Task to carry out: Select the lines of the records containing the word "بابا" and list them.
----
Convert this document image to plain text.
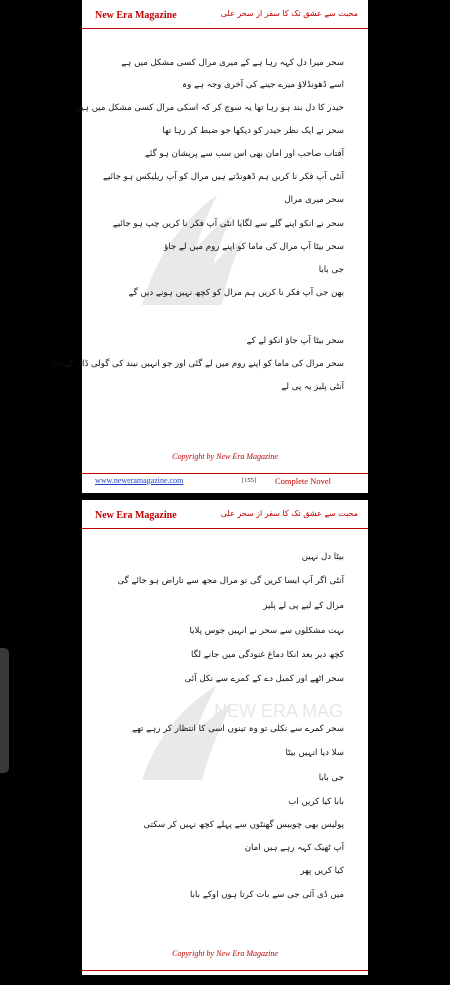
New Era Magazine	محبت سے عشق تک کا سفر از سحر علی
سحر میرا دل کہہ رہا ہے کے میری مرال کسی مشکل میں ہے
اسے ڈھونڈلاؤ میرے جینے کی آخری وجہ ہے وہ
حیدر کا دل بند ہو رہا تھا یہ سوچ کر کہ اسکی مرال کسی مشکل میں ہیں
سحر نے ایک نظر حیدر کو دیکھا جو ضبط کر رہا تھا
آفتاب صاحب اور امان بھی اس سب سے پریشان ہو گئے
آنٹی آپ فکر نا کریں ہم ڈھونڈتے ہیں مرال کو آپ ریلیکس ہو جائیے
سحر میری مرال
سحر نے انکو اپنے گلے سے لگایا انٹی آپ فکر نا کریں چپ ہو جائیے
سحر بیٹا آپ مرال کی ماما کو اپنے روم میں لے جاؤ
جی بابا
بھن جی آپ فکر نا کریں ہم مرال کو کچھ نہیں ہونے دیں گے
سحر بیٹا آپ جاؤ انکو لے کے
سحر مرال کی ماما کو اپنے روم میں لے گئی اور جو انہیں نیند کی گولی ڈال کے دیا
آنٹی پلیز یہ پی لے
Copyright by New Era Magazine
www.neweramagazine.com	[155] Complete Novel
New Era Magazine	محبت سے عشق تک کا سفر از سحر علی
NEW ERA MAG
بیٹا دل نہیں
آنٹی اگر آپ ایسا کریں گی تو مرال مجھ سے ناراض ہو جائے گی
مرال کے لیے پی لے پلیز
بہت مشکلوں سے سحر نے انہیں جوس پلایا
کچھ دیر بعد انکا دماغ غنودگی میں جانے لگا
سحر اٹھے اور کمبل دے کے کمرے سے نکل آئی
سحر کمرے سے نکلی تو وہ تینوں اسی کا انتظار کر رہے تھے
سلا دیا انہیں بیٹا
جی بابا
بابا کیا کریں اب
پولیس بھی چوبیس گھنٹوں سے پہلے کچھ نہیں کر سکتی
آپ ٹھیک کہہ رہے ہیں امان
کیا کریں پھر
میں ڈی آئی جی سے بات کرتا ہوں اوکے بابا
Copyright by New Era Magazine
----
Solution for this problem:
جی بابا
جی بابا
بابا کیا کریں اب
میں ڈی آئی جی سے بات کرتا ہوں اوکے بابا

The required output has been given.